== Exercise description ==
From the listing below, pull out the lines that hold "right".

Extracts from a graphics dataset
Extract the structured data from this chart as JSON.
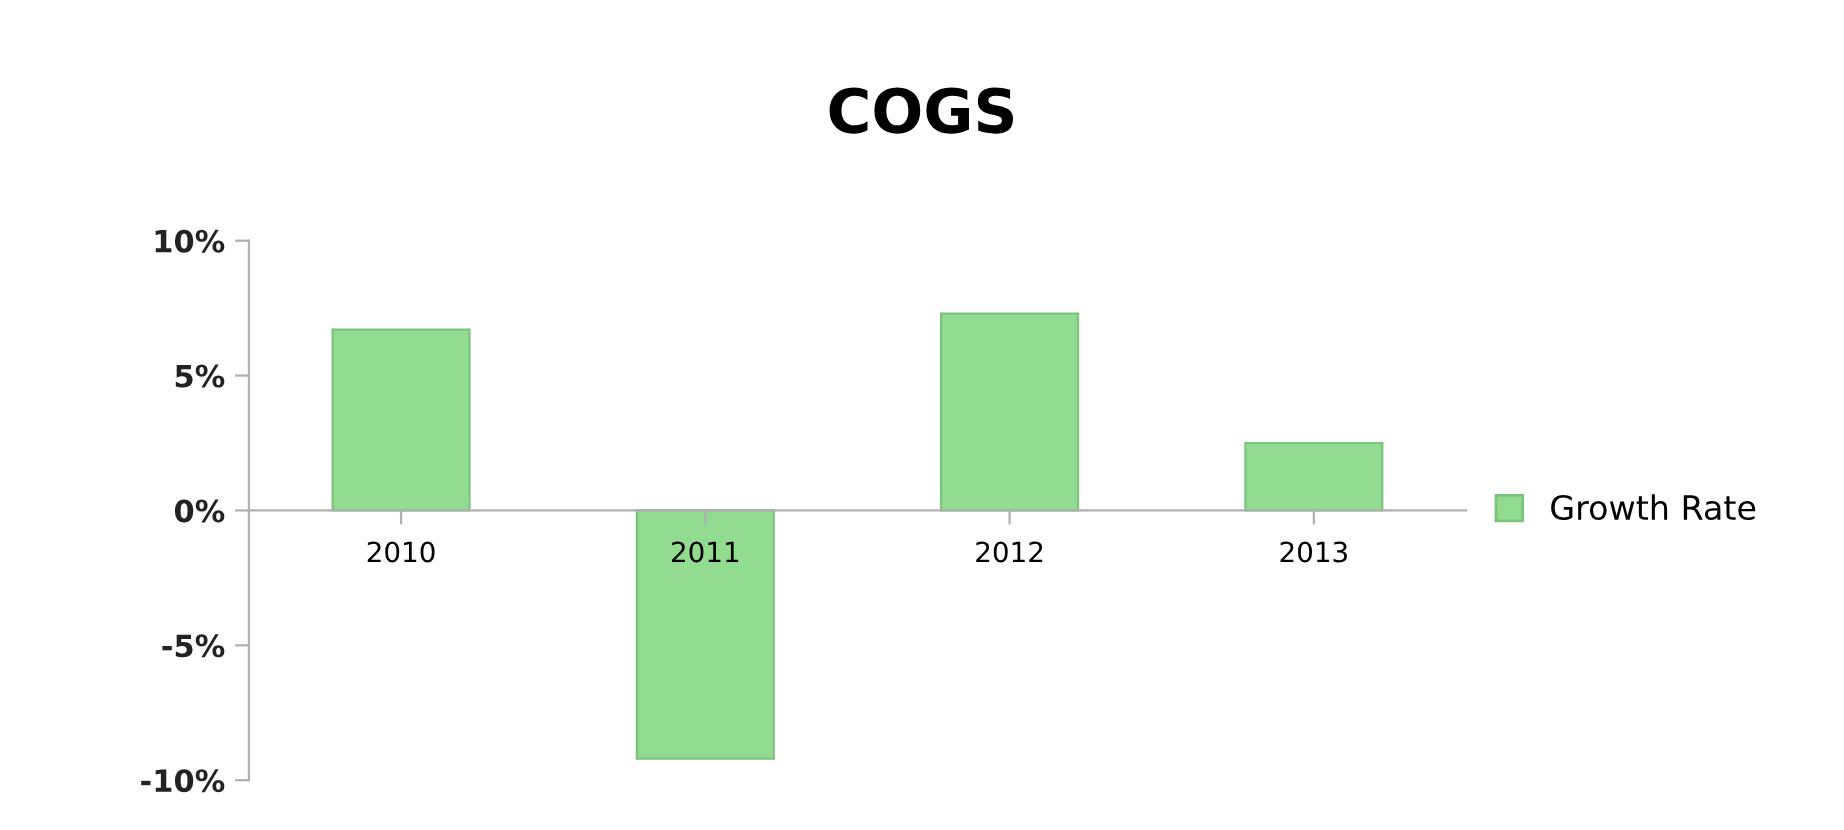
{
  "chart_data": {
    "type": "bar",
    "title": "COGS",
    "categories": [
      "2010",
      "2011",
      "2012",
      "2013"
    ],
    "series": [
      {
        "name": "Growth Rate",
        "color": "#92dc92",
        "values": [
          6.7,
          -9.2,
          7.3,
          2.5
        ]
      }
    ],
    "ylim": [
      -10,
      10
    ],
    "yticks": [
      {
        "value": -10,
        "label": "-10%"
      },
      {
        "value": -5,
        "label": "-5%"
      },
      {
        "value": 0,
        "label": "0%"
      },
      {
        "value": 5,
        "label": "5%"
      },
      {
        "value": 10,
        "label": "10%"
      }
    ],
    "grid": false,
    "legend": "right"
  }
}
* * *
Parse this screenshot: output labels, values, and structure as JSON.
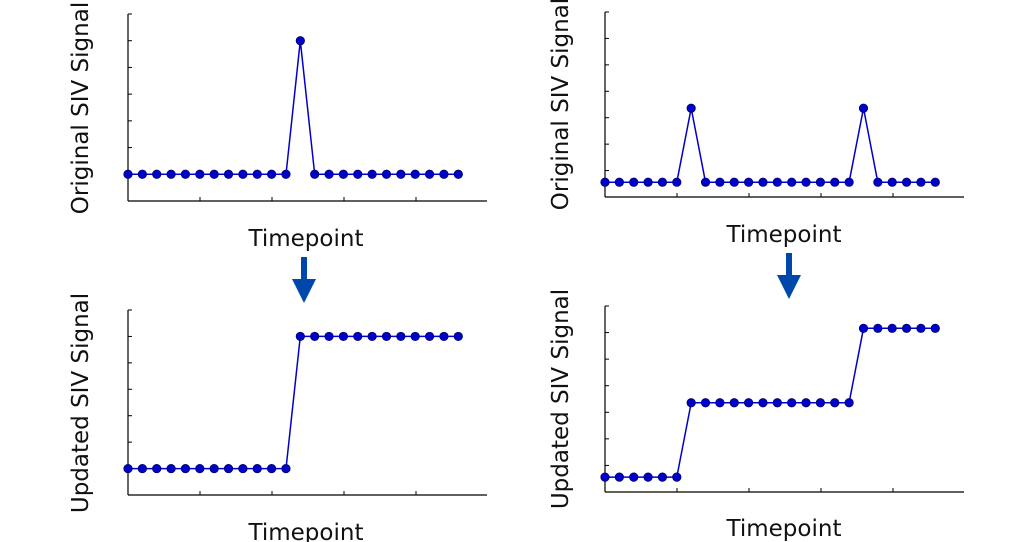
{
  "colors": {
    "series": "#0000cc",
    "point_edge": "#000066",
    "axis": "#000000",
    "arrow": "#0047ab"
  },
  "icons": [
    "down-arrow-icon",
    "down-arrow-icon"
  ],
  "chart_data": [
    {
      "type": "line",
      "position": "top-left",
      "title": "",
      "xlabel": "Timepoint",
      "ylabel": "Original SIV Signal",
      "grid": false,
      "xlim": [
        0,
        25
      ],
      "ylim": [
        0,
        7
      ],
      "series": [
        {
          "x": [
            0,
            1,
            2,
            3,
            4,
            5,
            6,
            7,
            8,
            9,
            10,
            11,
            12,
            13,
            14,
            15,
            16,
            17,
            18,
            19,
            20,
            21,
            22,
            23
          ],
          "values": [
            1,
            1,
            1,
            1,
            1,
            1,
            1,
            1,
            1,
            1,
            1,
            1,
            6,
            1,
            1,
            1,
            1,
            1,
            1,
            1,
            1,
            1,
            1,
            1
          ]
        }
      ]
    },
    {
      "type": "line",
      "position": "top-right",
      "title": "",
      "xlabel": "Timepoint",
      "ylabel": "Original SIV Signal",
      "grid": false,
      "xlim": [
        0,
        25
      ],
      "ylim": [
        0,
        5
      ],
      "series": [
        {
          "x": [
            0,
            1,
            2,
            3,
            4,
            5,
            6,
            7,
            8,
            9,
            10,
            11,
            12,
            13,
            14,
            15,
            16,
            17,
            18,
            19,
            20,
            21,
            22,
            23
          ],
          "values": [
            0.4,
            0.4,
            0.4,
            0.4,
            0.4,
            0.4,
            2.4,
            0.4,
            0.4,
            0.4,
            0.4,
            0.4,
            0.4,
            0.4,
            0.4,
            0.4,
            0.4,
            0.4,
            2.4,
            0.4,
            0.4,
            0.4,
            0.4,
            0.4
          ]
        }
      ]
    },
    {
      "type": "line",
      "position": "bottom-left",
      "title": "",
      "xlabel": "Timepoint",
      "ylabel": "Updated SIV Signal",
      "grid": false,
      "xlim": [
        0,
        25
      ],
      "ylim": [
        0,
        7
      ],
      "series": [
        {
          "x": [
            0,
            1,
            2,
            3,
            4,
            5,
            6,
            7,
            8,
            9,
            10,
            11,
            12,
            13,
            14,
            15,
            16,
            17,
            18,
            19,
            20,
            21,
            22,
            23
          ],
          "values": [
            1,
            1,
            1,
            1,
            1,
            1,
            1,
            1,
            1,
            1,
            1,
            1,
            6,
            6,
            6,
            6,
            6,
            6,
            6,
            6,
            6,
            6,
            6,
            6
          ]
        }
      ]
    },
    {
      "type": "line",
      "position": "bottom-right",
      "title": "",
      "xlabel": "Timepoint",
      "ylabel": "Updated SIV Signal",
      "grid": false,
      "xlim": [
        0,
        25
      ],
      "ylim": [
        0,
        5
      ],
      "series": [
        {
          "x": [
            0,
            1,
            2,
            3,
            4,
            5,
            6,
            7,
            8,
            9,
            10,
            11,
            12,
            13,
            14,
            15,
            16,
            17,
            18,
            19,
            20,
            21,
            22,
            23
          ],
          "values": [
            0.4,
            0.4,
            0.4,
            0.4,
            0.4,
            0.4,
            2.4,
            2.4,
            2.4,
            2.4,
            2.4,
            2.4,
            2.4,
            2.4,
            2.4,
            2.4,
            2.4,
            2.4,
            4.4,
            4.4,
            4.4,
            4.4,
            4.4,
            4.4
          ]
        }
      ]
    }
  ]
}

== Correct answer ==
    "legend": "right"
      "position": "top-right",
      "position": "bottom-right",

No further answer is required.